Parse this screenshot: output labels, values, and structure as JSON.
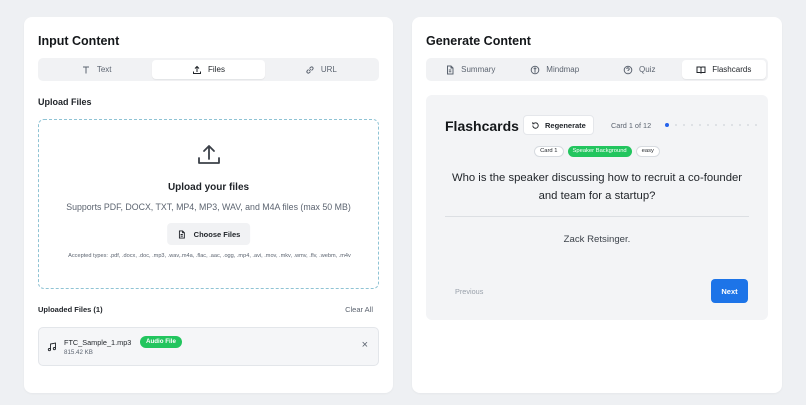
{
  "input_panel": {
    "title": "Input Content",
    "tabs": [
      {
        "label": "Text",
        "icon": "text-icon",
        "active": false
      },
      {
        "label": "Files",
        "icon": "upload-icon",
        "active": true
      },
      {
        "label": "URL",
        "icon": "link-icon",
        "active": false
      }
    ],
    "upload_section_label": "Upload Files",
    "dropzone": {
      "title": "Upload your files",
      "subtitle": "Supports PDF, DOCX, TXT, MP4, MP3, WAV, and M4A files (max 50 MB)",
      "button_label": "Choose Files",
      "accepted_types": "Accepted types: .pdf, .docx, .doc, .mp3, .wav,.m4a, .flac, .aac, .ogg, .mp4, .avi, .mov, .mkv, .wmv, .flv, .webm, .m4v"
    },
    "uploaded_label": "Uploaded Files (1)",
    "clear_all_label": "Clear All",
    "files": [
      {
        "name": "FTC_Sample_1.mp3",
        "badge": "Audio File",
        "size": "815.42 KB",
        "icon": "music-note-icon"
      }
    ]
  },
  "generate_panel": {
    "title": "Generate Content",
    "tabs": [
      {
        "label": "Summary",
        "icon": "document-icon",
        "active": false
      },
      {
        "label": "Mindmap",
        "icon": "mindmap-icon",
        "active": false
      },
      {
        "label": "Quiz",
        "icon": "question-icon",
        "active": false
      },
      {
        "label": "Flashcards",
        "icon": "book-icon",
        "active": true
      }
    ],
    "flashcards": {
      "heading": "Flashcards",
      "regenerate_label": "Regenerate",
      "counter": "Card 1 of 12",
      "total_cards": 12,
      "current_card": 1,
      "tags": [
        {
          "label": "Card 1",
          "style": "outline"
        },
        {
          "label": "Speaker Background",
          "style": "green"
        },
        {
          "label": "easy",
          "style": "outline"
        }
      ],
      "question": "Who is the speaker discussing how to recruit a co-founder and team for a startup?",
      "answer": "Zack Retsinger.",
      "previous_label": "Previous",
      "next_label": "Next"
    }
  },
  "colors": {
    "accent": "#1d74e8",
    "success": "#22c55e",
    "dot_active": "#2563eb"
  }
}
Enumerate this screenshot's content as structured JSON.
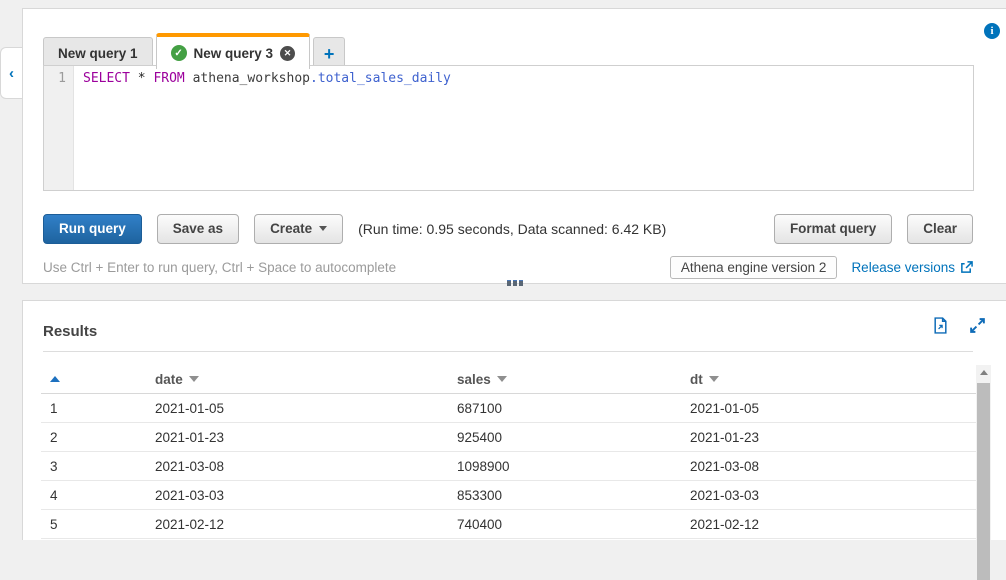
{
  "colors": {
    "accent_orange": "#ff9900",
    "link_blue": "#0073bb",
    "button_blue": "#1f66ad",
    "success_green": "#44a044",
    "keyword_purple": "#9c009c",
    "identifier_blue": "#3f62cf"
  },
  "editor_panel": {
    "tabs": [
      {
        "label": "New query 1",
        "active": false
      },
      {
        "label": "New query 3",
        "active": true
      }
    ],
    "new_tab_label": "+",
    "sql": {
      "line_number": "1",
      "select": "SELECT",
      "star": "*",
      "from": "FROM",
      "schema": "athena_workshop",
      "table": ".total_sales_daily"
    },
    "toolbar": {
      "run_query": "Run query",
      "save_as": "Save as",
      "create": "Create",
      "stats": "(Run time: 0.95 seconds, Data scanned: 6.42 KB)",
      "format_query": "Format query",
      "clear": "Clear"
    },
    "status": {
      "hint": "Use Ctrl + Enter to run query, Ctrl + Space to autocomplete",
      "engine_badge": "Athena engine version 2",
      "release_link": "Release versions"
    }
  },
  "icons": {
    "check": "✓",
    "close": "✕",
    "plus": "+",
    "chevron_left": "‹",
    "info": "i"
  },
  "results": {
    "title": "Results",
    "columns": [
      "date",
      "sales",
      "dt"
    ],
    "rows": [
      {
        "n": "1",
        "date": "2021-01-05",
        "sales": "687100",
        "dt": "2021-01-05"
      },
      {
        "n": "2",
        "date": "2021-01-23",
        "sales": "925400",
        "dt": "2021-01-23"
      },
      {
        "n": "3",
        "date": "2021-03-08",
        "sales": "1098900",
        "dt": "2021-03-08"
      },
      {
        "n": "4",
        "date": "2021-03-03",
        "sales": "853300",
        "dt": "2021-03-03"
      },
      {
        "n": "5",
        "date": "2021-02-12",
        "sales": "740400",
        "dt": "2021-02-12"
      }
    ]
  }
}
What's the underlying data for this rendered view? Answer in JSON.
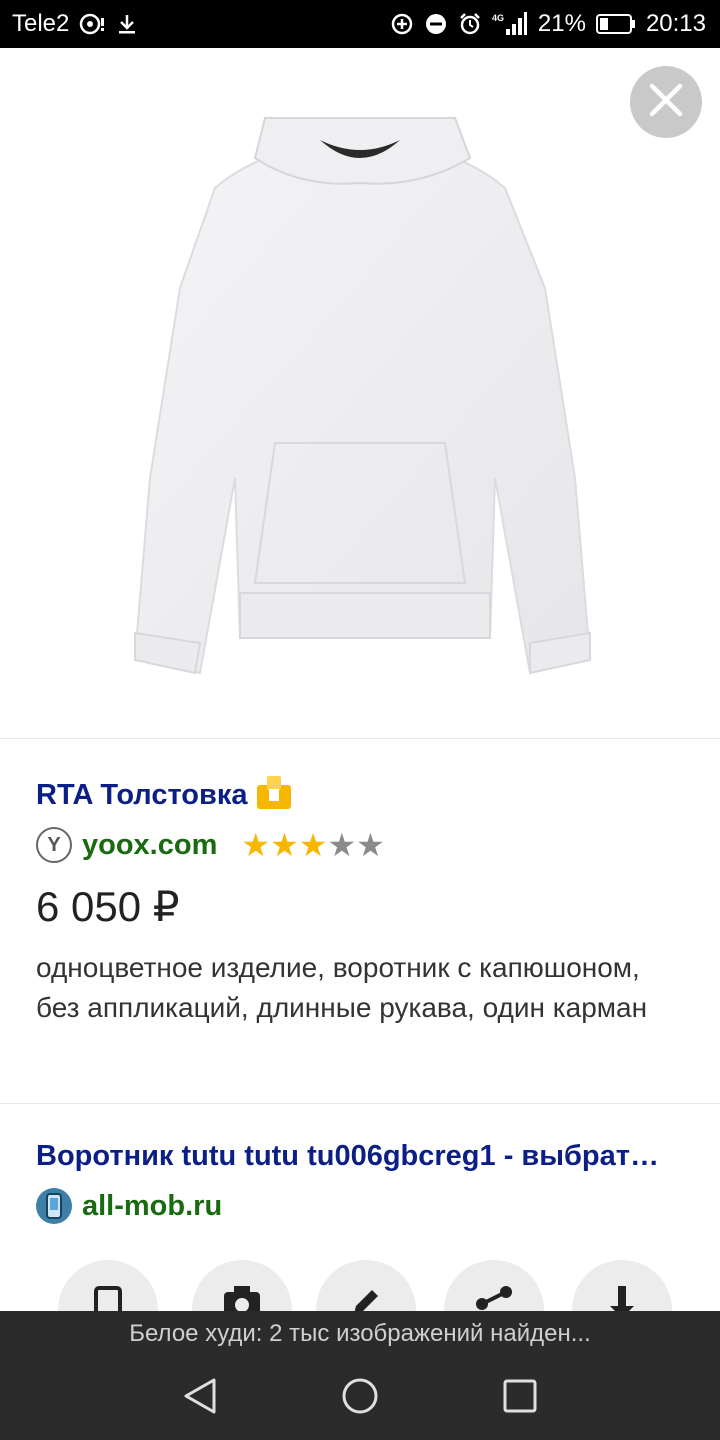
{
  "status_bar": {
    "carrier": "Tele2",
    "network": "4G",
    "battery_percent": "21%",
    "time": "20:13",
    "icons": [
      "hotspot-icon",
      "download-icon",
      "data-saver-icon",
      "do-not-disturb-icon",
      "alarm-icon",
      "signal-icon",
      "battery-icon"
    ]
  },
  "image_viewer": {
    "image_subject": "white-hoodie",
    "close_icon": "close-icon"
  },
  "result": {
    "title": "RTA Толстовка",
    "badge_icon": "shopping-bag-icon",
    "source": "yoox.com",
    "source_icon_letter": "Y",
    "rating": 3,
    "rating_max": 5,
    "price": "6 050 ₽",
    "description": "одноцветное изделие, воротник с капюшоном, без аппликаций, длинные рукава, один карман"
  },
  "second_result": {
    "title": "Воротник tutu tutu tu006gbcreg1 - выбрат…",
    "source": "all-mob.ru"
  },
  "actions": [
    "crop-icon",
    "camera-icon",
    "edit-icon",
    "share-icon",
    "download-icon"
  ],
  "caption": "Белое худи: 2 тыс изображений найден...",
  "navigation": {
    "back": "back-icon",
    "home": "home-icon",
    "recents": "recents-icon"
  },
  "colors": {
    "title_blue": "#0c1f87",
    "source_green": "#1a6a12",
    "star_gold": "#f7b600",
    "star_gray": "#8a8a8a",
    "caption_bg": "#2b2b2b"
  }
}
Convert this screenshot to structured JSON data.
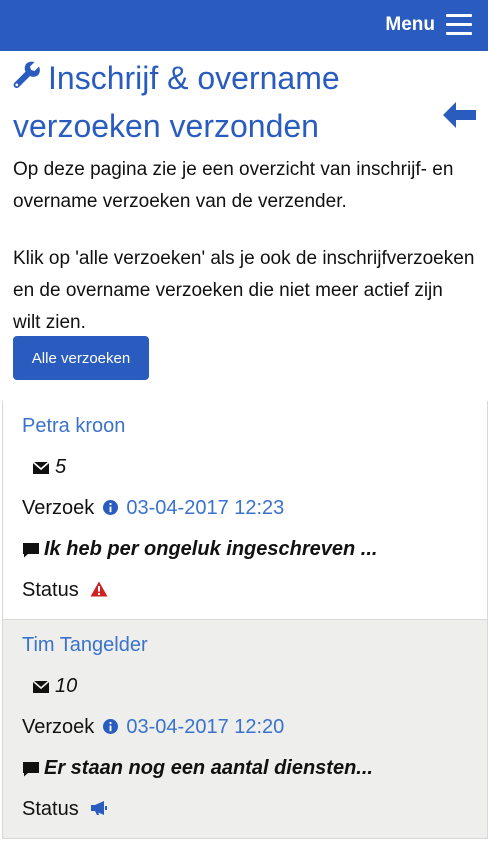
{
  "header": {
    "menu_label": "Menu"
  },
  "page": {
    "title": "Inschrijf & overname verzoeken verzonden",
    "intro_1": "Op deze pagina zie je een overzicht van inschrijf- en overname verzoeken van de verzender.",
    "intro_2": "Klik op 'alle verzoeken' als je ook de inschrijfverzoeken en de overname verzoeken die niet meer actief zijn wilt zien.",
    "all_button": "Alle verzoeken"
  },
  "requests": [
    {
      "name": "Petra kroon",
      "message_count": "5",
      "verzoek_label": "Verzoek",
      "date": "03-04-2017 12:23",
      "message": "Ik heb per ongeluk ingeschreven ...",
      "status_label": "Status",
      "status_icon": "warning-icon",
      "status_color": "#cc2222"
    },
    {
      "name": "Tim Tangelder",
      "message_count": "10",
      "verzoek_label": "Verzoek",
      "date": "03-04-2017 12:20",
      "message": "Er staan nog een aantal diensten...",
      "status_label": "Status",
      "status_icon": "megaphone-icon",
      "status_color": "#2a5cbf"
    }
  ],
  "colors": {
    "primary": "#2a5cbf",
    "link": "#3a72cc"
  }
}
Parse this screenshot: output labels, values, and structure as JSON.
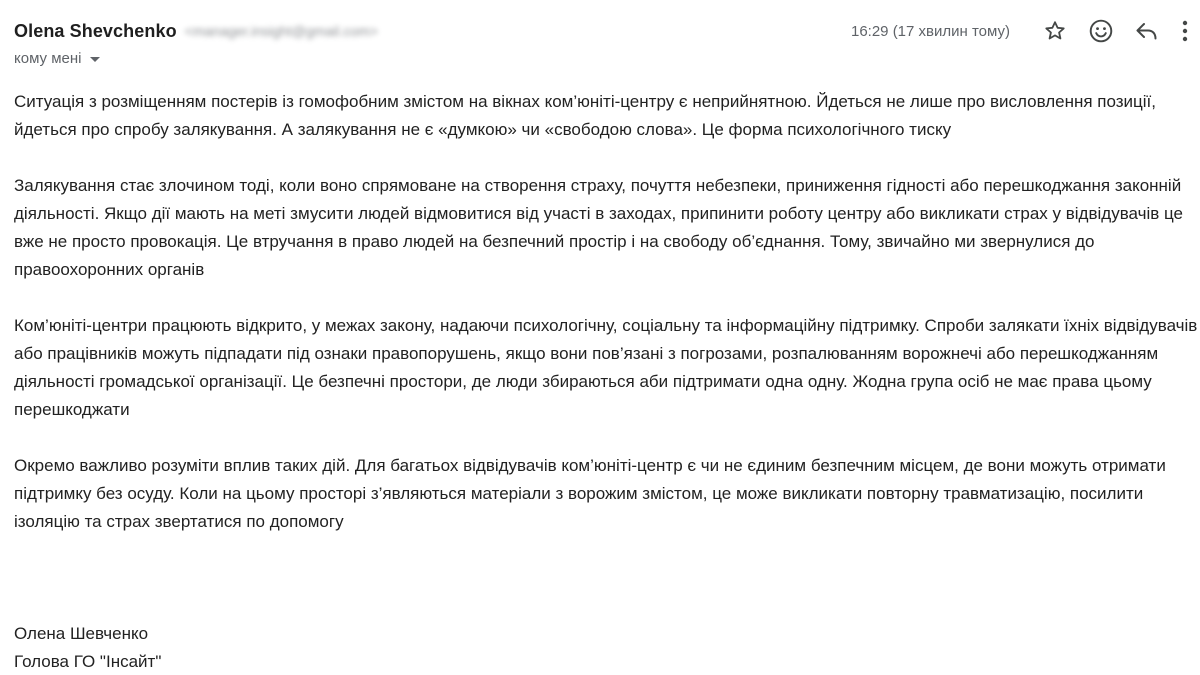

- _Direction_
Using the listing above, copy exactly the lines from the one that contains "Convert this screenshot" through its last line, both included, but not the pictures.

- _Written answer_
Convert this screenshot to structured JSON data.
{
  "header": {
    "menu_label": "Menu"
  },
  "page": {
    "title": "Inschrijf & overname verzoeken verzonden",
    "intro_1": "Op deze pagina zie je een overzicht van inschrijf- en overname verzoeken van de verzender.",
    "intro_2": "Klik op 'alle verzoeken' als je ook de inschrijfverzoeken en de overname verzoeken die niet meer actief zijn wilt zien.",
    "all_button": "Alle verzoeken"
  },
  "requests": [
    {
      "name": "Petra kroon",
      "message_count": "5",
      "verzoek_label": "Verzoek",
      "date": "03-04-2017 12:23",
      "message": "Ik heb per ongeluk ingeschreven ...",
      "status_label": "Status",
      "status_icon": "warning-icon",
      "status_color": "#cc2222"
    },
    {
      "name": "Tim Tangelder",
      "message_count": "10",
      "verzoek_label": "Verzoek",
      "date": "03-04-2017 12:20",
      "message": "Er staan nog een aantal diensten...",
      "status_label": "Status",
      "status_icon": "megaphone-icon",
      "status_color": "#2a5cbf"
    }
  ],
  "colors": {
    "primary": "#2a5cbf",
    "link": "#3a72cc"
  }
}
Parse this screenshot: output labels, values, and structure as JSON.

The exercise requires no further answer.